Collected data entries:
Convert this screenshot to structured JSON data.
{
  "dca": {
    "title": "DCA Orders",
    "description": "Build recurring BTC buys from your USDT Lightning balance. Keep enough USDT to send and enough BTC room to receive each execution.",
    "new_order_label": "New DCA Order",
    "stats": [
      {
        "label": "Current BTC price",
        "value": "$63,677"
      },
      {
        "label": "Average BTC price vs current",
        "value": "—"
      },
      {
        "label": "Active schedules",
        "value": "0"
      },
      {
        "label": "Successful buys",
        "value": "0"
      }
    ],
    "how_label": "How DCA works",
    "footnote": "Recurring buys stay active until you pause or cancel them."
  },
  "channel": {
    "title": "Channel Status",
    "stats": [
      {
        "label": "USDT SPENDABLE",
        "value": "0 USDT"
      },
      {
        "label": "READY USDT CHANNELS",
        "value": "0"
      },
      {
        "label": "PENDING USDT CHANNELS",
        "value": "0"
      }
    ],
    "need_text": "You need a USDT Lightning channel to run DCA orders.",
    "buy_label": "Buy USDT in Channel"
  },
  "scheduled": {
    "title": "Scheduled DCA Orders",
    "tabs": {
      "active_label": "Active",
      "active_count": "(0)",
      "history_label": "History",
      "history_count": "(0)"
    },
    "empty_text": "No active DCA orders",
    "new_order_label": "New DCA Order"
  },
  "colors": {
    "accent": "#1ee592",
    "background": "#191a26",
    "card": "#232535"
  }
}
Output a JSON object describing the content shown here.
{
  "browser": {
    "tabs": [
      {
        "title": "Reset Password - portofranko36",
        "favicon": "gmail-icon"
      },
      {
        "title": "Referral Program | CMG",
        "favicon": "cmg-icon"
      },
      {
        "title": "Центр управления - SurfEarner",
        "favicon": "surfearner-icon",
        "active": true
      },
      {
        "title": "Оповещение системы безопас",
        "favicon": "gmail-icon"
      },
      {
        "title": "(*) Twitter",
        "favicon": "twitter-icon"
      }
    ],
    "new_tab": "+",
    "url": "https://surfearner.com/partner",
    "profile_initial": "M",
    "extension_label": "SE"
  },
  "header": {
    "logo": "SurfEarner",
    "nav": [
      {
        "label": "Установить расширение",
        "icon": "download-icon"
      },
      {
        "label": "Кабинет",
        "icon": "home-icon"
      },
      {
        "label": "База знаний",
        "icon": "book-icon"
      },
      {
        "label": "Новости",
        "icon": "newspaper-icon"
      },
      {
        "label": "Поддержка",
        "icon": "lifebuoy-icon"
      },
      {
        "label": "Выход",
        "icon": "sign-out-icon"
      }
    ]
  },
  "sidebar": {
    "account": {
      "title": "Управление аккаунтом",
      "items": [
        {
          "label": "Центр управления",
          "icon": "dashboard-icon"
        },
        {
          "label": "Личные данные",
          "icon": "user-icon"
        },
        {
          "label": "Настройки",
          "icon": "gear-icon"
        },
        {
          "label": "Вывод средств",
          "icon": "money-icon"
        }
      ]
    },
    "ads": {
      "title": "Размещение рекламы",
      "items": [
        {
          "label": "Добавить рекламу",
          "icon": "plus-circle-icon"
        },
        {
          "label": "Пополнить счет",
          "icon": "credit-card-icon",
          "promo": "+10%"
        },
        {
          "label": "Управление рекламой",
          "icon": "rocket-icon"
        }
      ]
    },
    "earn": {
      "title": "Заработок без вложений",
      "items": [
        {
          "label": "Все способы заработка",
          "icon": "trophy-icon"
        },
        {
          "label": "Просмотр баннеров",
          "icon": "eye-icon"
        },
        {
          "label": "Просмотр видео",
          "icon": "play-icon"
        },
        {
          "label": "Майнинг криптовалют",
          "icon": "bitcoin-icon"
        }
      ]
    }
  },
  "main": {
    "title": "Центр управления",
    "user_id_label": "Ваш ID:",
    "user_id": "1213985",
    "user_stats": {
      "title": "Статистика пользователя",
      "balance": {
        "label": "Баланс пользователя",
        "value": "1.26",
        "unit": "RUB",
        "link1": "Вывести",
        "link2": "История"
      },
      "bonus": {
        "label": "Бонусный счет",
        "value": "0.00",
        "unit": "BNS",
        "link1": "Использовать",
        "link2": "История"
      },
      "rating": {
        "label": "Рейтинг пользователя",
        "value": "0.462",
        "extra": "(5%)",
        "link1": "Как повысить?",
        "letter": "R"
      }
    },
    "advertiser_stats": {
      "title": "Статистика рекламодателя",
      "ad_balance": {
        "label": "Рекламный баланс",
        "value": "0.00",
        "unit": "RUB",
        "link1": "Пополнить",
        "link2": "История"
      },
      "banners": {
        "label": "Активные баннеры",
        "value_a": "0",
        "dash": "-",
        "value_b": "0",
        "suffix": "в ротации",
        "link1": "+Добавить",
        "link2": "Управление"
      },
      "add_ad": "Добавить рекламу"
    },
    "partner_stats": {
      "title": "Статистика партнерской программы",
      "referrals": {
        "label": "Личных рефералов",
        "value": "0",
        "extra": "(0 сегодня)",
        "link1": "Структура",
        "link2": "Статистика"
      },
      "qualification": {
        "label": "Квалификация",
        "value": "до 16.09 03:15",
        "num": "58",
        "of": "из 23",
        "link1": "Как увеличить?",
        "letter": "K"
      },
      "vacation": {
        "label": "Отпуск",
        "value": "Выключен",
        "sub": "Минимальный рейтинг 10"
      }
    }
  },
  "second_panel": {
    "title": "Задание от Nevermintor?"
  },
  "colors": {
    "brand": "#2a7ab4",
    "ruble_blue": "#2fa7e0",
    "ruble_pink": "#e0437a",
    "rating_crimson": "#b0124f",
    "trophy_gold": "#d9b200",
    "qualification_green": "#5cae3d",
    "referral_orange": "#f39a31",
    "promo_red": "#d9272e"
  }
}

§ DIRECTIONS FOR THIS TASK:
Make a list of all lines in the data that contain "Пополнить".

§ TASK SOLUTION:
          "label": "Пополнить счет",
        "link1": "Пополнить",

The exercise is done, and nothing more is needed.